TASK BRIEF: Without the pictures, can you quote each line below exactly?

Records from a collection of figures:
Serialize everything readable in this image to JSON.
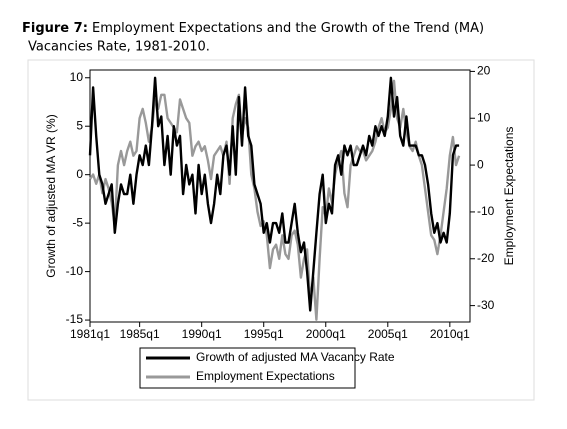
{
  "chart_data": {
    "type": "line",
    "figure_label": "Figure 7:",
    "title": [
      "Employment Expectations and the Growth of the Trend (MA)",
      "Vacancies Rate, 1981-2010."
    ],
    "ylabel": "Growth of adjusted MA VR (%)",
    "y2label": "Employment Expectations",
    "x": [
      84,
      85,
      86,
      87,
      88,
      89,
      90,
      91,
      92,
      93,
      94,
      95,
      96,
      97,
      98,
      99,
      100,
      101,
      102,
      103,
      104,
      105,
      106,
      107,
      108,
      109,
      110,
      111,
      112,
      113,
      114,
      115,
      116,
      117,
      118,
      119,
      120,
      121,
      122,
      123,
      124,
      125,
      126,
      127,
      128,
      129,
      130,
      131,
      132,
      133,
      134,
      135,
      136,
      137,
      138,
      139,
      140,
      141,
      142,
      143,
      144,
      145,
      146,
      147,
      148,
      149,
      150,
      151,
      152,
      153,
      154,
      155,
      156,
      157,
      158,
      159,
      160,
      161,
      162,
      163,
      164,
      165,
      166,
      167,
      168,
      169,
      170,
      171,
      172,
      173,
      174,
      175,
      176,
      177,
      178,
      179,
      180,
      181,
      182,
      183,
      184,
      185,
      186,
      187,
      188,
      189,
      190,
      191,
      192,
      193,
      194,
      195,
      196,
      197,
      198,
      199,
      200,
      201,
      202,
      203
    ],
    "xlim": [
      84,
      206.5
    ],
    "xticks": [
      {
        "value": 84,
        "label": "1981q1"
      },
      {
        "value": 100,
        "label": "1985q1"
      },
      {
        "value": 120,
        "label": "1990q1"
      },
      {
        "value": 140,
        "label": "1995q1"
      },
      {
        "value": 160,
        "label": "2000q1"
      },
      {
        "value": 180,
        "label": "2005q1"
      },
      {
        "value": 200,
        "label": "2010q1"
      }
    ],
    "ylim": [
      -15.2,
      10.8
    ],
    "yticks": [
      10,
      5,
      0,
      -5,
      -10,
      -15
    ],
    "y2lim": [
      -33.5,
      20.3
    ],
    "y2ticks": [
      20,
      10,
      0,
      -10,
      -20,
      -30
    ],
    "legend": "bottom",
    "series": [
      {
        "name": "Growth of adjusted MA Vacancy Rate",
        "color": "#000000",
        "values": [
          2,
          9,
          4,
          0,
          -1,
          -3,
          -2,
          -1,
          -6,
          -3,
          -1,
          -2,
          -2,
          0,
          -3,
          0,
          2,
          1,
          3,
          1,
          5,
          10,
          5,
          6,
          1,
          4,
          0,
          5,
          3,
          4,
          -2,
          1,
          -1,
          0,
          -4,
          1,
          -2,
          0,
          -3,
          -5,
          -3,
          0,
          -2,
          2,
          3,
          0,
          5,
          0,
          8,
          3,
          9,
          4,
          3,
          -1,
          -2,
          -3,
          -6,
          -5,
          -7,
          -5,
          -5,
          -6,
          -4,
          -7,
          -7,
          -5,
          -3,
          -6,
          -8,
          -7,
          -10,
          -14,
          -10,
          -6,
          -2,
          0,
          -5,
          -3,
          -4,
          1,
          2,
          0,
          3,
          2,
          3,
          1,
          1,
          2,
          3,
          2,
          4,
          3,
          5,
          4,
          5,
          4,
          6,
          10,
          6,
          8,
          4,
          3,
          6,
          3,
          3,
          3,
          2,
          2,
          1,
          -1,
          -4,
          -6,
          -5,
          -7,
          -6,
          -7,
          -4,
          2,
          3,
          3
        ]
      },
      {
        "name": "Employment Expectations",
        "color": "#999999",
        "axis": "y2",
        "values": [
          -3,
          -2,
          -4,
          -2,
          -6,
          -3,
          -5,
          -8,
          -13,
          0,
          3,
          0,
          3,
          5,
          2,
          3,
          10,
          12,
          9,
          5,
          8,
          14,
          12,
          15,
          15,
          10,
          9,
          8,
          7,
          14,
          12,
          10,
          9,
          2,
          4,
          5,
          3,
          4,
          1,
          -3,
          2,
          3,
          4,
          2,
          5,
          -4,
          10,
          13,
          15,
          6,
          10,
          8,
          -2,
          -5,
          -10,
          -13,
          -12,
          -15,
          -22,
          -18,
          -17,
          -20,
          -15,
          -19,
          -20,
          -15,
          -14,
          -17,
          -24,
          -20,
          -18,
          -29,
          -24,
          -33,
          -20,
          -9,
          -11,
          -5,
          -8,
          -2,
          1,
          3,
          -6,
          -9,
          0,
          2,
          4,
          3,
          3,
          1,
          2,
          3,
          5,
          8,
          10,
          7,
          8,
          12,
          18,
          10,
          8,
          12,
          7,
          4,
          3,
          5,
          2,
          0,
          -5,
          -10,
          -15,
          -16,
          -19,
          -15,
          -10,
          -5,
          2,
          6,
          0,
          2
        ]
      }
    ]
  }
}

IN RESPONSE:
Serialize everything readable in this image to JSON.
{
  "chart_data": {
    "type": "line",
    "figure_label": "Figure 7:",
    "title": [
      "Employment Expectations and the Growth of the Trend (MA)",
      "Vacancies Rate, 1981-2010."
    ],
    "ylabel": "Growth of adjusted MA VR (%)",
    "y2label": "Employment Expectations",
    "x": [
      84,
      85,
      86,
      87,
      88,
      89,
      90,
      91,
      92,
      93,
      94,
      95,
      96,
      97,
      98,
      99,
      100,
      101,
      102,
      103,
      104,
      105,
      106,
      107,
      108,
      109,
      110,
      111,
      112,
      113,
      114,
      115,
      116,
      117,
      118,
      119,
      120,
      121,
      122,
      123,
      124,
      125,
      126,
      127,
      128,
      129,
      130,
      131,
      132,
      133,
      134,
      135,
      136,
      137,
      138,
      139,
      140,
      141,
      142,
      143,
      144,
      145,
      146,
      147,
      148,
      149,
      150,
      151,
      152,
      153,
      154,
      155,
      156,
      157,
      158,
      159,
      160,
      161,
      162,
      163,
      164,
      165,
      166,
      167,
      168,
      169,
      170,
      171,
      172,
      173,
      174,
      175,
      176,
      177,
      178,
      179,
      180,
      181,
      182,
      183,
      184,
      185,
      186,
      187,
      188,
      189,
      190,
      191,
      192,
      193,
      194,
      195,
      196,
      197,
      198,
      199,
      200,
      201,
      202,
      203
    ],
    "xlim": [
      84,
      206.5
    ],
    "xticks": [
      {
        "value": 84,
        "label": "1981q1"
      },
      {
        "value": 100,
        "label": "1985q1"
      },
      {
        "value": 120,
        "label": "1990q1"
      },
      {
        "value": 140,
        "label": "1995q1"
      },
      {
        "value": 160,
        "label": "2000q1"
      },
      {
        "value": 180,
        "label": "2005q1"
      },
      {
        "value": 200,
        "label": "2010q1"
      }
    ],
    "ylim": [
      -15.2,
      10.8
    ],
    "yticks": [
      10,
      5,
      0,
      -5,
      -10,
      -15
    ],
    "y2lim": [
      -33.5,
      20.3
    ],
    "y2ticks": [
      20,
      10,
      0,
      -10,
      -20,
      -30
    ],
    "legend": "bottom",
    "series": [
      {
        "name": "Growth of adjusted MA Vacancy Rate",
        "color": "#000000",
        "values": [
          2,
          9,
          4,
          0,
          -1,
          -3,
          -2,
          -1,
          -6,
          -3,
          -1,
          -2,
          -2,
          0,
          -3,
          0,
          2,
          1,
          3,
          1,
          5,
          10,
          5,
          6,
          1,
          4,
          0,
          5,
          3,
          4,
          -2,
          1,
          -1,
          0,
          -4,
          1,
          -2,
          0,
          -3,
          -5,
          -3,
          0,
          -2,
          2,
          3,
          0,
          5,
          0,
          8,
          3,
          9,
          4,
          3,
          -1,
          -2,
          -3,
          -6,
          -5,
          -7,
          -5,
          -5,
          -6,
          -4,
          -7,
          -7,
          -5,
          -3,
          -6,
          -8,
          -7,
          -10,
          -14,
          -10,
          -6,
          -2,
          0,
          -5,
          -3,
          -4,
          1,
          2,
          0,
          3,
          2,
          3,
          1,
          1,
          2,
          3,
          2,
          4,
          3,
          5,
          4,
          5,
          4,
          6,
          10,
          6,
          8,
          4,
          3,
          6,
          3,
          3,
          3,
          2,
          2,
          1,
          -1,
          -4,
          -6,
          -5,
          -7,
          -6,
          -7,
          -4,
          2,
          3,
          3
        ]
      },
      {
        "name": "Employment Expectations",
        "color": "#999999",
        "axis": "y2",
        "values": [
          -3,
          -2,
          -4,
          -2,
          -6,
          -3,
          -5,
          -8,
          -13,
          0,
          3,
          0,
          3,
          5,
          2,
          3,
          10,
          12,
          9,
          5,
          8,
          14,
          12,
          15,
          15,
          10,
          9,
          8,
          7,
          14,
          12,
          10,
          9,
          2,
          4,
          5,
          3,
          4,
          1,
          -3,
          2,
          3,
          4,
          2,
          5,
          -4,
          10,
          13,
          15,
          6,
          10,
          8,
          -2,
          -5,
          -10,
          -13,
          -12,
          -15,
          -22,
          -18,
          -17,
          -20,
          -15,
          -19,
          -20,
          -15,
          -14,
          -17,
          -24,
          -20,
          -18,
          -29,
          -24,
          -33,
          -20,
          -9,
          -11,
          -5,
          -8,
          -2,
          1,
          3,
          -6,
          -9,
          0,
          2,
          4,
          3,
          3,
          1,
          2,
          3,
          5,
          8,
          10,
          7,
          8,
          12,
          18,
          10,
          8,
          12,
          7,
          4,
          3,
          5,
          2,
          0,
          -5,
          -10,
          -15,
          -16,
          -19,
          -15,
          -10,
          -5,
          2,
          6,
          0,
          2
        ]
      }
    ]
  }
}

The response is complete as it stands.